Data records
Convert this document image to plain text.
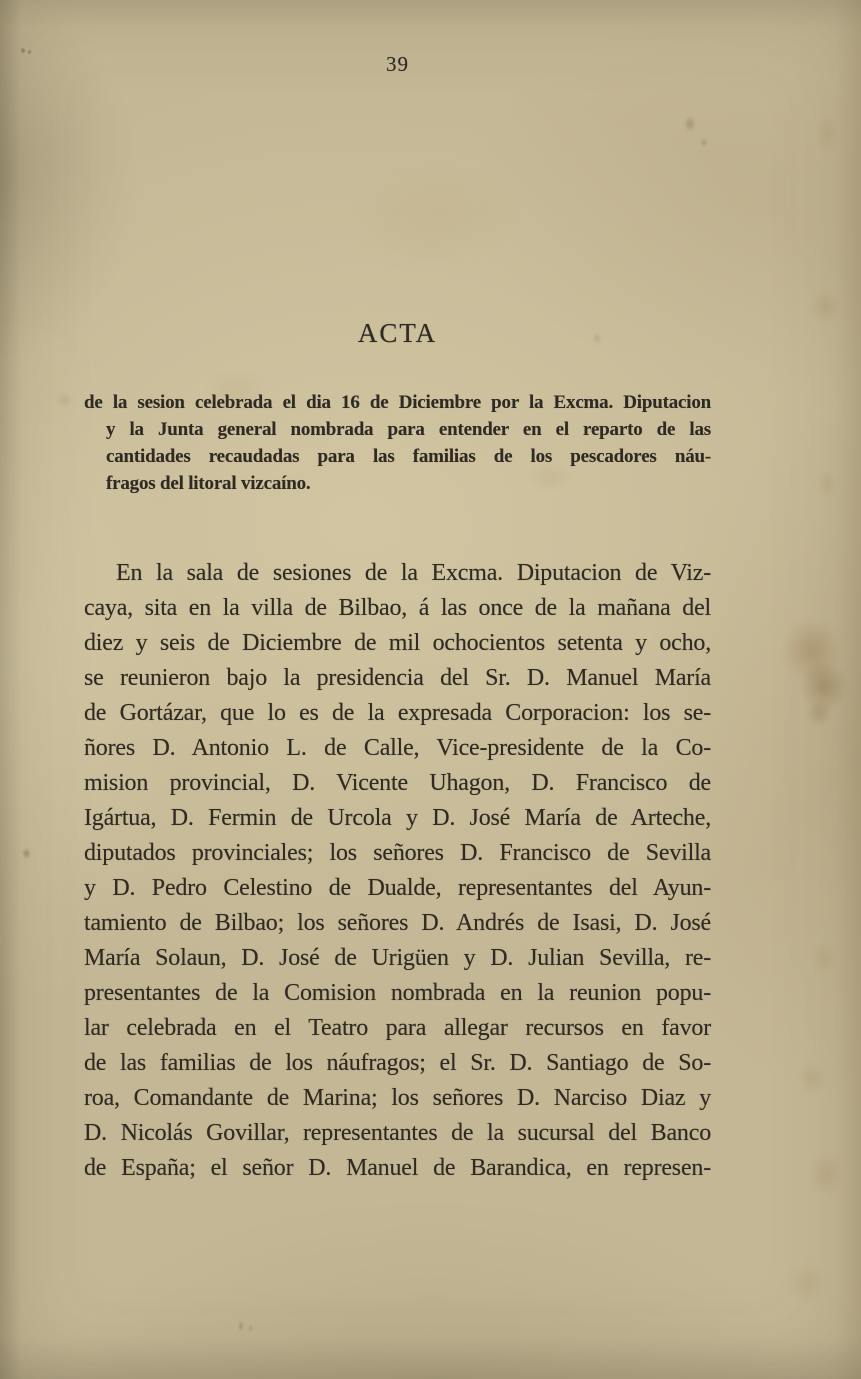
39
ACTA
de la sesion celebrada el dia 16 de Diciembre por la Excma. Diputacion
y la Junta general nombrada para entender en el reparto de las
cantidades recaudadas para las familias de los pescadores náu-
fragos del litoral vizcaíno.
En la sala de sesiones de la Excma. Diputacion de Viz-
caya, sita en la villa de Bilbao, á las once de la mañana del
diez y seis de Diciembre de mil ochocientos setenta y ocho,
se reunieron bajo la presidencia del Sr. D. Manuel María
de Gortázar, que lo es de la expresada Corporacion: los se-
ñores D. Antonio L. de Calle, Vice-presidente de la Co-
mision provincial, D. Vicente Uhagon, D. Francisco de
Igártua, D. Fermin de Urcola y D. José María de Arteche,
diputados provinciales; los señores D. Francisco de Sevilla
y D. Pedro Celestino de Dualde, representantes del Ayun-
tamiento de Bilbao; los señores D. Andrés de Isasi, D. José
María Solaun, D. José de Urigüen y D. Julian Sevilla, re-
presentantes de la Comision nombrada en la reunion popu-
lar celebrada en el Teatro para allegar recursos en favor
de las familias de los náufragos; el Sr. D. Santiago de So-
roa, Comandante de Marina; los señores D. Narciso Diaz y
D. Nicolás Govillar, representantes de la sucursal del Banco
de España; el señor D. Manuel de Barandica, en represen-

● The exercise
Each record above should come back exactly the same, only without its pictures.

● Answer to this task
Convert this document image to plain text.
39
ACTA
de la sesion celebrada el dia 16 de Diciembre por la Excma. Diputacion
y la Junta general nombrada para entender en el reparto de las
cantidades recaudadas para las familias de los pescadores náu-
fragos del litoral vizcaíno.
En la sala de sesiones de la Excma. Diputacion de Viz-
caya, sita en la villa de Bilbao, á las once de la mañana del
diez y seis de Diciembre de mil ochocientos setenta y ocho,
se reunieron bajo la presidencia del Sr. D. Manuel María
de Gortázar, que lo es de la expresada Corporacion: los se-
ñores D. Antonio L. de Calle, Vice-presidente de la Co-
mision provincial, D. Vicente Uhagon, D. Francisco de
Igártua, D. Fermin de Urcola y D. José María de Arteche,
diputados provinciales; los señores D. Francisco de Sevilla
y D. Pedro Celestino de Dualde, representantes del Ayun-
tamiento de Bilbao; los señores D. Andrés de Isasi, D. José
María Solaun, D. José de Urigüen y D. Julian Sevilla, re-
presentantes de la Comision nombrada en la reunion popu-
lar celebrada en el Teatro para allegar recursos en favor
de las familias de los náufragos; el Sr. D. Santiago de So-
roa, Comandante de Marina; los señores D. Narciso Diaz y
D. Nicolás Govillar, representantes de la sucursal del Banco
de España; el señor D. Manuel de Barandica, en represen-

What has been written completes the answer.